WORK TO COMPLETE: Repeat verbatim every line of the material, beginning at the line that holds "Serialize everything readable" and ending at its last line.

(Collected data)
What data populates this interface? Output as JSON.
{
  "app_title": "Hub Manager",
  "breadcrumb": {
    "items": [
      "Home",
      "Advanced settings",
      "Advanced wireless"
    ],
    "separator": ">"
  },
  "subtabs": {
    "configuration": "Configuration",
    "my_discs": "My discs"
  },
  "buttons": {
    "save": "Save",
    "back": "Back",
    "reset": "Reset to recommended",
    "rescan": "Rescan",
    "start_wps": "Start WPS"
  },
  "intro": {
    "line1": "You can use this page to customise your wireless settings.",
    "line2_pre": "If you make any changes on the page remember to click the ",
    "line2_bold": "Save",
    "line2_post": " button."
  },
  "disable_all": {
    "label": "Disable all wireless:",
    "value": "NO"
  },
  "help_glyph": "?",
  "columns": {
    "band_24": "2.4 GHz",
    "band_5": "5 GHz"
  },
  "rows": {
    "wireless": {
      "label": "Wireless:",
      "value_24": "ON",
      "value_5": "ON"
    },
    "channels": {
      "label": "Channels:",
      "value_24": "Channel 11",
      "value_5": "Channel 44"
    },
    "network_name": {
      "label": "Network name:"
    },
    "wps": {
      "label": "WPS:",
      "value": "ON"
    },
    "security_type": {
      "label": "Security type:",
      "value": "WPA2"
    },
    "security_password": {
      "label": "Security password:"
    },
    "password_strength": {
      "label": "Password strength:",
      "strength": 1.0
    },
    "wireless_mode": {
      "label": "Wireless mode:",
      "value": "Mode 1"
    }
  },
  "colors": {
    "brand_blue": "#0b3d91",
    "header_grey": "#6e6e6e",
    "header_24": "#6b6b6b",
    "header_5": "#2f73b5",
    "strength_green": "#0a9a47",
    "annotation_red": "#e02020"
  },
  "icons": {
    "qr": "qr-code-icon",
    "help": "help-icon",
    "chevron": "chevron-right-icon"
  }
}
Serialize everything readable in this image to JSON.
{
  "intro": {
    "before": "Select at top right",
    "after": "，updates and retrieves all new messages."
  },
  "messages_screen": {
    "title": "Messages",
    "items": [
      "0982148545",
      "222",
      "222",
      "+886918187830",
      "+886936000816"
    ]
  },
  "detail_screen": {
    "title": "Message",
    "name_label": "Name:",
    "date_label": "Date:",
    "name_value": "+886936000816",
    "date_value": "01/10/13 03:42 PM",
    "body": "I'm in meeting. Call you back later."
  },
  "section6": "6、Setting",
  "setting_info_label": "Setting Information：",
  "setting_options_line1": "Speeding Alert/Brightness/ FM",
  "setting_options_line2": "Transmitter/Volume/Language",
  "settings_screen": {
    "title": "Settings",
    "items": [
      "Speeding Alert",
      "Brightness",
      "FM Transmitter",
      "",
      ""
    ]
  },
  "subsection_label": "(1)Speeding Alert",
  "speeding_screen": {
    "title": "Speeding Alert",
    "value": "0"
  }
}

FINAL ANSWER:
Serialize everything readable in this image to JSON.
{
  "intro": {
    "before": "Select at top right",
    "after": "，updates and retrieves all new messages."
  },
  "messages_screen": {
    "title": "Messages",
    "items": [
      "0982148545",
      "222",
      "222",
      "+886918187830",
      "+886936000816"
    ]
  },
  "detail_screen": {
    "title": "Message",
    "name_label": "Name:",
    "date_label": "Date:",
    "name_value": "+886936000816",
    "date_value": "01/10/13 03:42 PM",
    "body": "I'm in meeting. Call you back later."
  },
  "section6": "6、Setting",
  "setting_info_label": "Setting Information：",
  "setting_options_line1": "Speeding Alert/Brightness/ FM",
  "setting_options_line2": "Transmitter/Volume/Language",
  "settings_screen": {
    "title": "Settings",
    "items": [
      "Speeding Alert",
      "Brightness",
      "FM Transmitter",
      "",
      ""
    ]
  },
  "subsection_label": "(1)Speeding Alert",
  "speeding_screen": {
    "title": "Speeding Alert",
    "value": "0"
  }
}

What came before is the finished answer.